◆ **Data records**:

— begin —

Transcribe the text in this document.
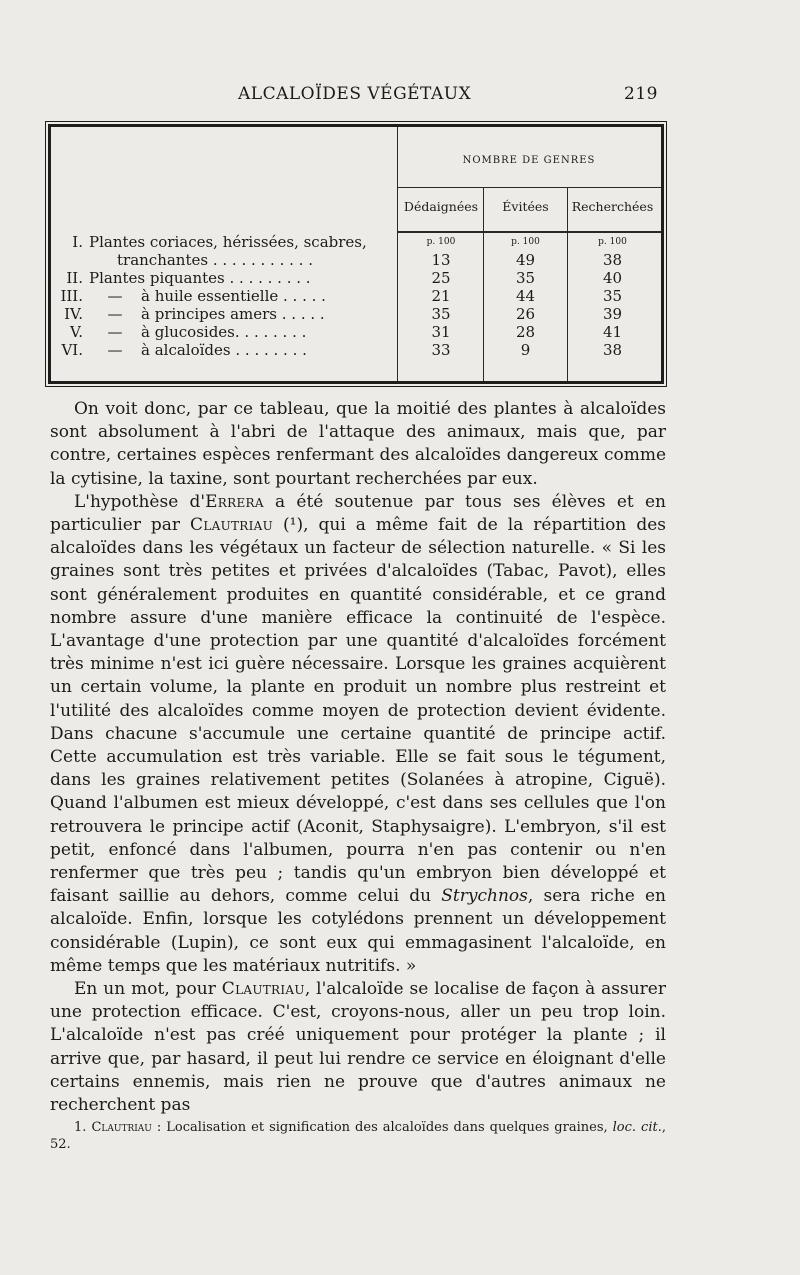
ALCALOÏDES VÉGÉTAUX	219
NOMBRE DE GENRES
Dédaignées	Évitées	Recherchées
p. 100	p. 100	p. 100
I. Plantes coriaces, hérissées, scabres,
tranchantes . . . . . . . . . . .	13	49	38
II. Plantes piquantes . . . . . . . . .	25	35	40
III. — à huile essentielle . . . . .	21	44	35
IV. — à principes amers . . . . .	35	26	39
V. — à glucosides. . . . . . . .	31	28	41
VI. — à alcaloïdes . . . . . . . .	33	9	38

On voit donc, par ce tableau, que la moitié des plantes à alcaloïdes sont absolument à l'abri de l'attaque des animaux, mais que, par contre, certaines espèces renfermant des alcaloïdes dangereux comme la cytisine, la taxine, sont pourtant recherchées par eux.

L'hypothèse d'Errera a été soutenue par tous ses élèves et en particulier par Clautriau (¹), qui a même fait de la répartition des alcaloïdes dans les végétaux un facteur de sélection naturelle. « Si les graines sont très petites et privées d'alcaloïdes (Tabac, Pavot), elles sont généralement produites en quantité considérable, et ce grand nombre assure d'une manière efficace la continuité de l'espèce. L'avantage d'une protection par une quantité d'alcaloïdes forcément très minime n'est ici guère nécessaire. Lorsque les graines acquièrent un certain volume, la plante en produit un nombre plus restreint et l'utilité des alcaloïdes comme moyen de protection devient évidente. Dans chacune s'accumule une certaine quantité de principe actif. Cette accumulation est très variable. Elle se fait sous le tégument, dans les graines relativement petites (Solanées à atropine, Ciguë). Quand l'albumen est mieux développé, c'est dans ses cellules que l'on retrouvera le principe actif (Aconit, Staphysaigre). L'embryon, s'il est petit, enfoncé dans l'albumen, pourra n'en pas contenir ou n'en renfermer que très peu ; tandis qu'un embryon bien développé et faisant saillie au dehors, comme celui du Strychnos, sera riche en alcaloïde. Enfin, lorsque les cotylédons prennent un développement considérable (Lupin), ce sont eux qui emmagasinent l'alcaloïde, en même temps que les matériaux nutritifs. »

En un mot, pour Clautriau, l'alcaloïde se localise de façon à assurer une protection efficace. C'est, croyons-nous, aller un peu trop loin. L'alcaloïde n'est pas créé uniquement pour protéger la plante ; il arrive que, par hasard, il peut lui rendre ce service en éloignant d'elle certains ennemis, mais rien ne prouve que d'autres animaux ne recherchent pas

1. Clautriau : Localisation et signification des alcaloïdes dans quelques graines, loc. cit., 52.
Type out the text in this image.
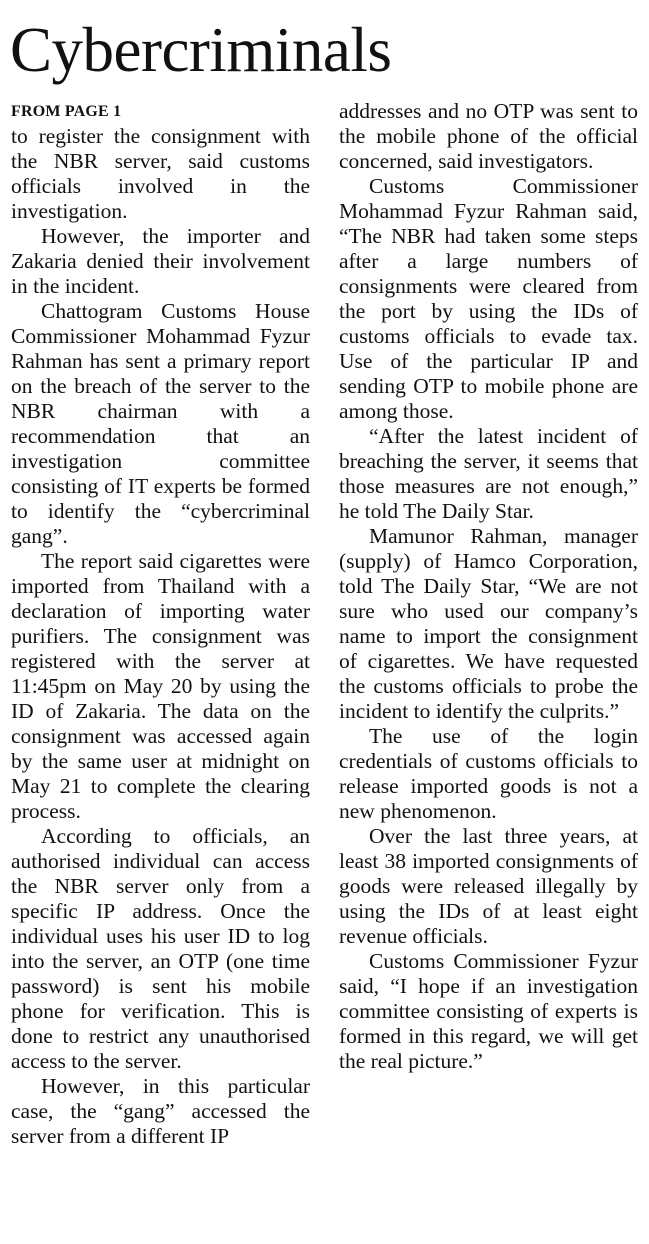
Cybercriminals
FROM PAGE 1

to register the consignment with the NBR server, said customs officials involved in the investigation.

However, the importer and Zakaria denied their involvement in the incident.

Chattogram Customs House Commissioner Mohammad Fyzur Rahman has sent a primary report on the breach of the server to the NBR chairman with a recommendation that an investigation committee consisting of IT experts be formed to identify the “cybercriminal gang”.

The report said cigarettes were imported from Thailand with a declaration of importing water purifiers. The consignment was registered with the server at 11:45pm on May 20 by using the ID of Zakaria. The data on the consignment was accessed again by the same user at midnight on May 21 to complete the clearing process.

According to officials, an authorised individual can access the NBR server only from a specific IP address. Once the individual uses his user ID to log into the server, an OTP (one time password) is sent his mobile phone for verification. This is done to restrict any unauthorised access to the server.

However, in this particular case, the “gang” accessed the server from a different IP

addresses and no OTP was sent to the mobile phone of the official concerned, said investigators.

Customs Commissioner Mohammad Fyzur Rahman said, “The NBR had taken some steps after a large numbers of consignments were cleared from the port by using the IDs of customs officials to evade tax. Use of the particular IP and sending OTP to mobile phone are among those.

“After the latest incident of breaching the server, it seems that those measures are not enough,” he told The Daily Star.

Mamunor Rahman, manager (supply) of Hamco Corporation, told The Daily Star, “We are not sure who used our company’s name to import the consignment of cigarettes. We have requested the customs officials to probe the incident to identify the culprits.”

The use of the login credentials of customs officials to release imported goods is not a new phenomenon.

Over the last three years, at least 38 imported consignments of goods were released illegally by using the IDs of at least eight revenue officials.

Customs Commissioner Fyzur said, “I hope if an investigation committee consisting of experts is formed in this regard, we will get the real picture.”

— end —
— begin —

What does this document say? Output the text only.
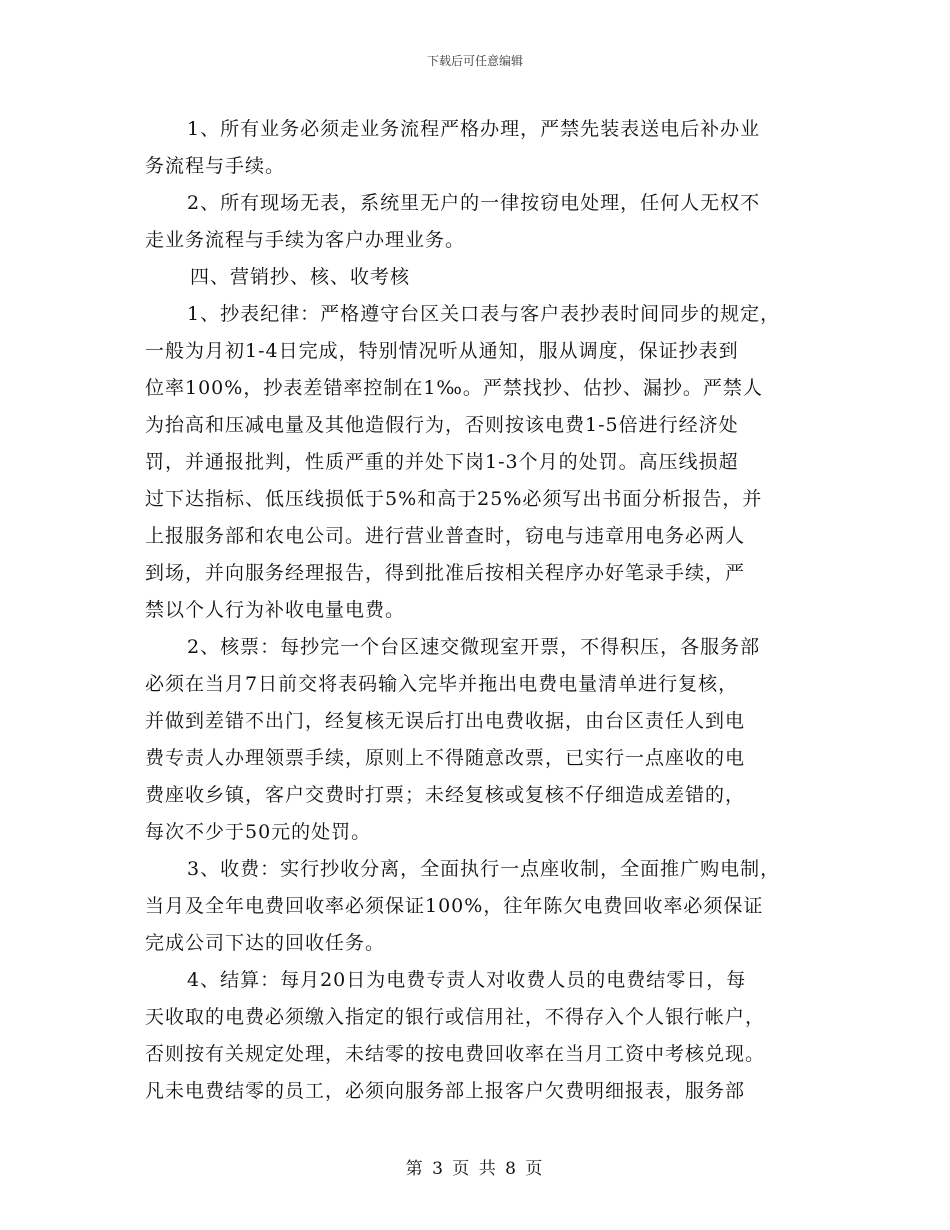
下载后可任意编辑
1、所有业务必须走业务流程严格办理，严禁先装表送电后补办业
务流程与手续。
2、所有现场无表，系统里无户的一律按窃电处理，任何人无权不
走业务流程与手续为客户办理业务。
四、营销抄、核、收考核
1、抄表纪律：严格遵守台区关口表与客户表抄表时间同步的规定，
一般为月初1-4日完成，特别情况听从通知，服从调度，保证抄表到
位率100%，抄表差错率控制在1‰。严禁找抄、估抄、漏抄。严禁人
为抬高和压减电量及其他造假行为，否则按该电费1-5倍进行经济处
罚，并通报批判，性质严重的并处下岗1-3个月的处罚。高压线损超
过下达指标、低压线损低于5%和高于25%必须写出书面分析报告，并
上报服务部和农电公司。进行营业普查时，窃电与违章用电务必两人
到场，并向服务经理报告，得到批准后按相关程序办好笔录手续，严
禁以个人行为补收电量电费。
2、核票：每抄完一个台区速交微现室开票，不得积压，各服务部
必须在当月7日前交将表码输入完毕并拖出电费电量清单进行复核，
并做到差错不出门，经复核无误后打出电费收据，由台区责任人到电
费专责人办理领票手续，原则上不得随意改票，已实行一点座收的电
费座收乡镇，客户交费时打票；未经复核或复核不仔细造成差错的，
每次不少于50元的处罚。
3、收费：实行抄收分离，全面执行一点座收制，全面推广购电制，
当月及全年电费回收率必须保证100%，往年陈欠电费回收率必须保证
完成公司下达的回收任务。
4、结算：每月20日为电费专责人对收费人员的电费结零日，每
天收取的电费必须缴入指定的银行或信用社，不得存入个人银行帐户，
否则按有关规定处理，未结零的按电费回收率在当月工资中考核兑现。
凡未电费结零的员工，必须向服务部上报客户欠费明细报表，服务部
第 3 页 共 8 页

— end —

◆ **Problem requirements**: Your answer should be one number: the count of lines in the data above that include the word "mais".

◆ **Complete output**: 2